GOAL: Return each line that holds the word "date".

THE DATA:
§ §

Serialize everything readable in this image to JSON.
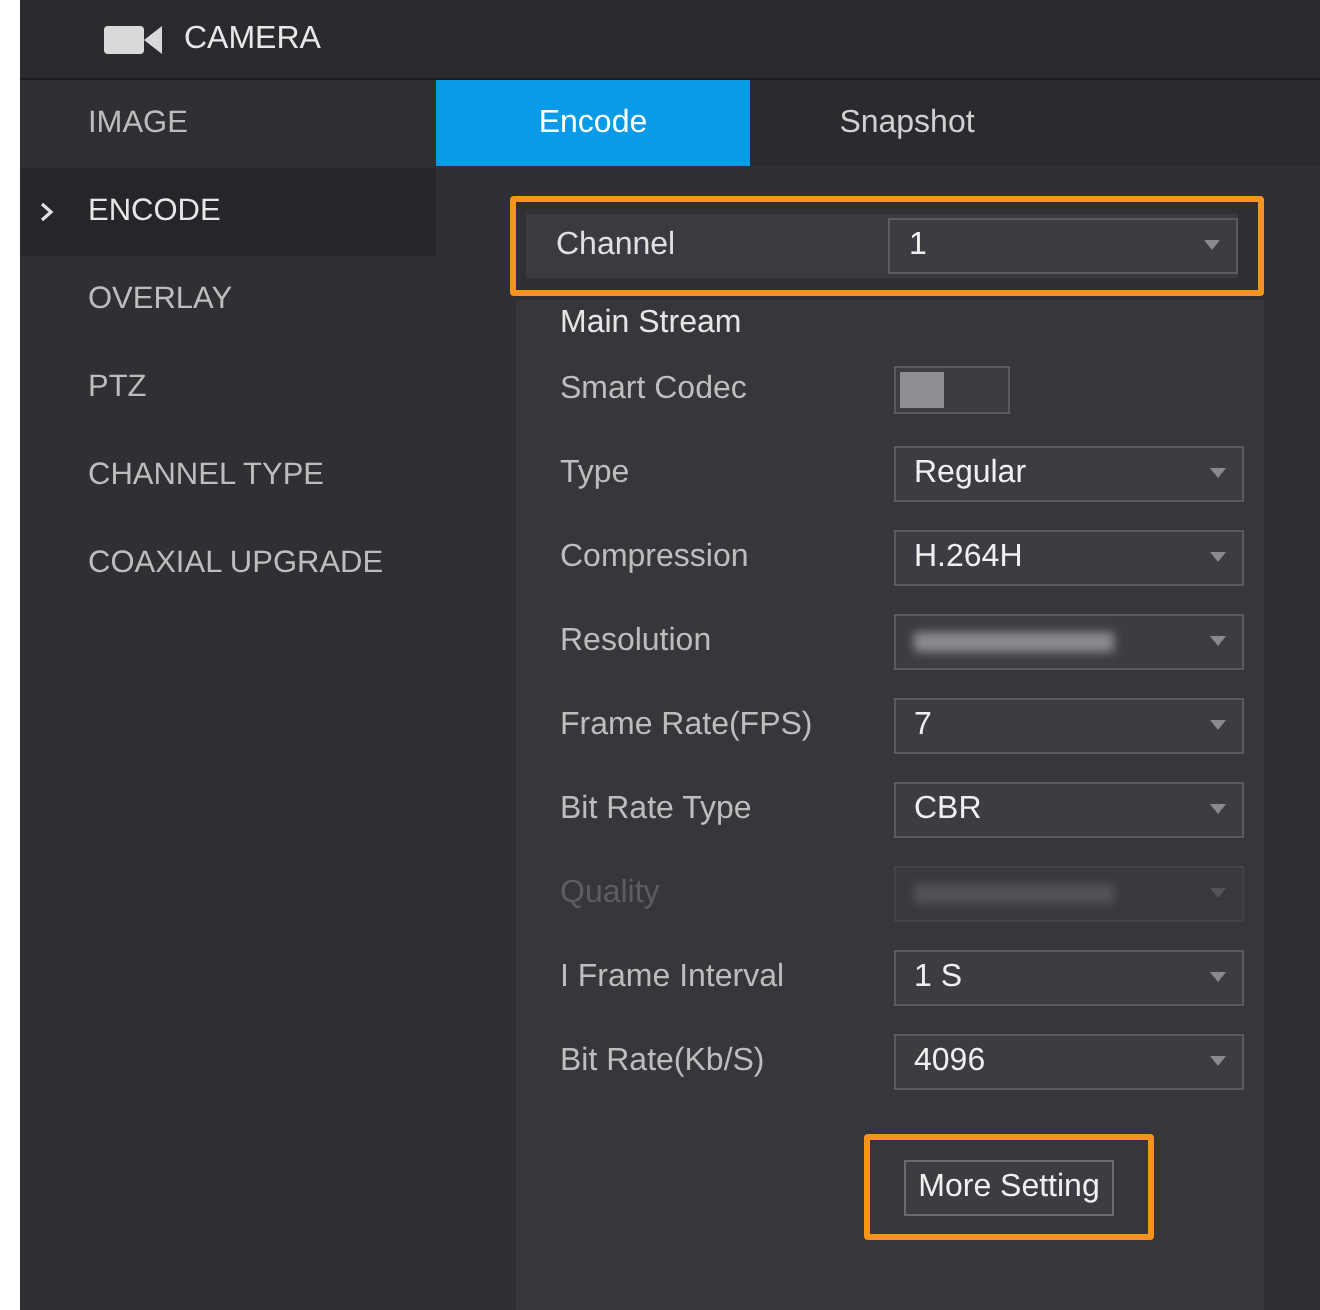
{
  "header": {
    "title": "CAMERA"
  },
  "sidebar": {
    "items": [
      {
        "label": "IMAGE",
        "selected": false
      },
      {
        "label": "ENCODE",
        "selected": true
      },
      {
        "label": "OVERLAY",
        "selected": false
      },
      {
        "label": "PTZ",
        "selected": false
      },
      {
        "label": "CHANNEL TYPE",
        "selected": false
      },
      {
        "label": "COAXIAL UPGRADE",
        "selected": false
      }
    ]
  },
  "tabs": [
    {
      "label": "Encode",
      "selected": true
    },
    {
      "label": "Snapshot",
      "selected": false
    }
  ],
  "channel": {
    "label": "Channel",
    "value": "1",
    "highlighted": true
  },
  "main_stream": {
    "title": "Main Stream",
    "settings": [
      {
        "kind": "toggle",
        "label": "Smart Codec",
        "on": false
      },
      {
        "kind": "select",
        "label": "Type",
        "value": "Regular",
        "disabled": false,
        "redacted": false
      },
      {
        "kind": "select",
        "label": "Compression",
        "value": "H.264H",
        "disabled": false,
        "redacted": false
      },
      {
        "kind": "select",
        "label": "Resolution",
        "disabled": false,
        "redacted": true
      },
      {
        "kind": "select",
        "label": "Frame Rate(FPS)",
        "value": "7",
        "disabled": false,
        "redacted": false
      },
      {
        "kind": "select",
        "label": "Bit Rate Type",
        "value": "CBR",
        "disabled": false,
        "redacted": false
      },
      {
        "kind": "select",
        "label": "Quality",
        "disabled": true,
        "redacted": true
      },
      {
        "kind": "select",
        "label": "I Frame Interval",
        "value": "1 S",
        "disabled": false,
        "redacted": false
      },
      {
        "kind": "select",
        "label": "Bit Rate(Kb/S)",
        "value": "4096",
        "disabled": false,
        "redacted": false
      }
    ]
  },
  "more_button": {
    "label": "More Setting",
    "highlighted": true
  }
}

§ §

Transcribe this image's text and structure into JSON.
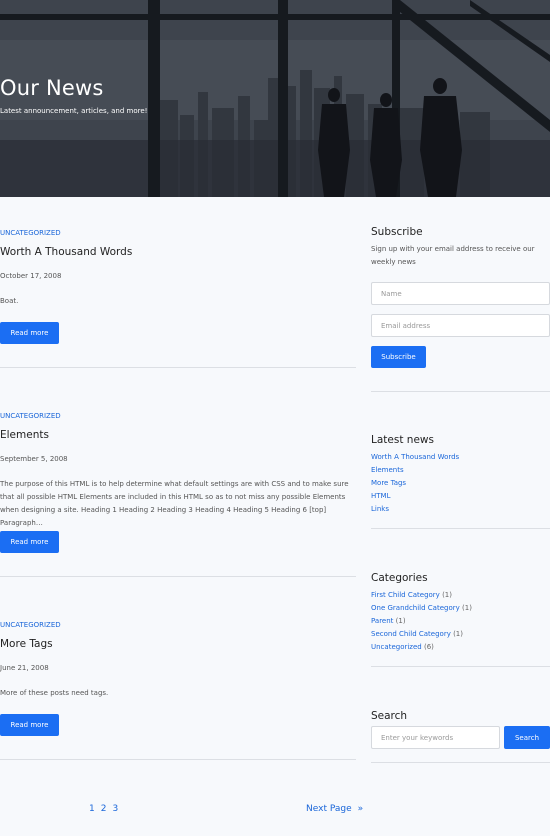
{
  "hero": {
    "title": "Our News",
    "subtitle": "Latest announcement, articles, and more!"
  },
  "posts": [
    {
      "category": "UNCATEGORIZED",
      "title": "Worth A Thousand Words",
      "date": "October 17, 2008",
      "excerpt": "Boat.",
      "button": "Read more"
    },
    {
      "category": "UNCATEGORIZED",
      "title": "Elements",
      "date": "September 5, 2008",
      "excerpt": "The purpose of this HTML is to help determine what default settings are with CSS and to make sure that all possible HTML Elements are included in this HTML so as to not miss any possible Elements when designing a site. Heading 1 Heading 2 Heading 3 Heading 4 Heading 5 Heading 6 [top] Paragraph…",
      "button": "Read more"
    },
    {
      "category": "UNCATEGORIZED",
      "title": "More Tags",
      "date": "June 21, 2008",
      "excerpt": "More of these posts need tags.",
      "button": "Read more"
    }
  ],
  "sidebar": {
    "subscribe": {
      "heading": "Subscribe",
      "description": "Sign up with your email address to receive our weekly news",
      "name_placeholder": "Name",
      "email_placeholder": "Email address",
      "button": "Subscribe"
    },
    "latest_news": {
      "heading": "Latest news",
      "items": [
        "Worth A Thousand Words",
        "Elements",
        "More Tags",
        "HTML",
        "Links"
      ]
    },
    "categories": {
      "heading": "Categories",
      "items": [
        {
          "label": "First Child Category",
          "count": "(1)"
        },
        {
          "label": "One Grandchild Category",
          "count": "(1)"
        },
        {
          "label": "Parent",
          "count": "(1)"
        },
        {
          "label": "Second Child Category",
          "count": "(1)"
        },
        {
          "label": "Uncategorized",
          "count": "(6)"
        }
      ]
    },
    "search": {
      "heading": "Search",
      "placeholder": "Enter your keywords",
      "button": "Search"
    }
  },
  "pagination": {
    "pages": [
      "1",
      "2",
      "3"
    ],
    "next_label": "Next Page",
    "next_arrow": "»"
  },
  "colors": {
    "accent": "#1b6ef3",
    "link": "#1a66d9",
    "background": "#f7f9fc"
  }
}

§ §

ANSWER TO THE TASK:
      "date": "October 17, 2008",
      "date": "September 5, 2008",
      "date": "June 21, 2008",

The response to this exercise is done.